» **Exercise 1**:
Reproduce the passage shown from "Please, call Women's" to "a DV situation)", keeping every word and punctuation mark the same.
» **Exercise 2**:
In the passage shown, rape and sexual assault are said to be about certain things for the offender. List every one of them.

» **Passage shown**:
******************************
You say you have no money: is this normal "ugh, I'm broke" or because he controls the finances?

You say it was a one-off: he intentionally assaulted you to inflict pain and punish you. On top of that he has been using you solely for his pleasure, with no consideration for your own. I know it's uncomfortable to admit it or accept it, but this arsehole of a man is very much aware of what he is doing, and will easily do it again. He blames you. In his mind (very much wrongly), you will need to be punished again. He will not stop.

Rape and sexual assault are rarely about sexual pleasure for the offender. It's about power, abuse, and violence. He admitted to wanting to hurt you.

Please, call Women's Aid. Even if it's for you to be "reassured" that they wouldn't need to help you. (I'm sorry to say that yes, they will help you, because you are in a DV situation)

I'm saying all of this from personal experience. I had to attempt to unalive myself in order to get to safety.

If you feel like your family wouldn't help, or wouldn't want to know: they would. In an instant. Co-workers too. Even the girl in the co-op down the road. People really do care.
******************************
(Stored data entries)
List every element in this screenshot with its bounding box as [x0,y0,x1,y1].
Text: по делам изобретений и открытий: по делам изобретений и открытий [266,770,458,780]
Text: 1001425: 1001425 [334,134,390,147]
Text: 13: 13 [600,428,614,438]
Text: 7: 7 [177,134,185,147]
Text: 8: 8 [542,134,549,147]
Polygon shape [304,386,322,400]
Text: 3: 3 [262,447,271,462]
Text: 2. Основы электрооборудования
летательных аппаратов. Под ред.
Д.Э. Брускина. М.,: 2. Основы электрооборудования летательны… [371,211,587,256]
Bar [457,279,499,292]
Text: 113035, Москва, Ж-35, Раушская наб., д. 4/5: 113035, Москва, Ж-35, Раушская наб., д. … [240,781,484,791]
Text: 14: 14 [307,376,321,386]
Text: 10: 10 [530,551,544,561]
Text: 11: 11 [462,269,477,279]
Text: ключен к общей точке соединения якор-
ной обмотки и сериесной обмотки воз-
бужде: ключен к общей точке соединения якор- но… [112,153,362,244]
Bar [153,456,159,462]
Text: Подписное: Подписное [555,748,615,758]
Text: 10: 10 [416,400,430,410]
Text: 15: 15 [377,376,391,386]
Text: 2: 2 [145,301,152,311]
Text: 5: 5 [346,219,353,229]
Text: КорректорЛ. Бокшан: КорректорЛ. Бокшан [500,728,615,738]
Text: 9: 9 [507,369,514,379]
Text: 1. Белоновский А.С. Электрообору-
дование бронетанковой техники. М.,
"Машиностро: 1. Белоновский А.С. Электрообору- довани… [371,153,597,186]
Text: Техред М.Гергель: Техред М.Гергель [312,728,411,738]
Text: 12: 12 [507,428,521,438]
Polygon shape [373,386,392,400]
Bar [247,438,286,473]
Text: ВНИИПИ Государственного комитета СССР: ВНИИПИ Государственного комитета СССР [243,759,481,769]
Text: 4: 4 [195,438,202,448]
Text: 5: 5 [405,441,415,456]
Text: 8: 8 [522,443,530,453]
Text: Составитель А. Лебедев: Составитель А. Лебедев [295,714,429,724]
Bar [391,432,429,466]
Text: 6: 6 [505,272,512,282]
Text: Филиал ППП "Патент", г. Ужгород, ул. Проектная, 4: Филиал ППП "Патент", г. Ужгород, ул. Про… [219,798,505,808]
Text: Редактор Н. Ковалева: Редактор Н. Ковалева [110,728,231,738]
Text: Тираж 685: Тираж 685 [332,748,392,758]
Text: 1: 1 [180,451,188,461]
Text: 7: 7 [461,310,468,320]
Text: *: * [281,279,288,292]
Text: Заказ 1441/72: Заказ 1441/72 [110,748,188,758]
******************************
» **Expected output 1**:
Please, call Women's Aid. Even if it's for you to be "reassured" that they wouldn't need to help you. (I'm sorry to say that yes, they will help you, because you are in a DV situation)

» **Expected output 2**:
Power
Abuse
Violence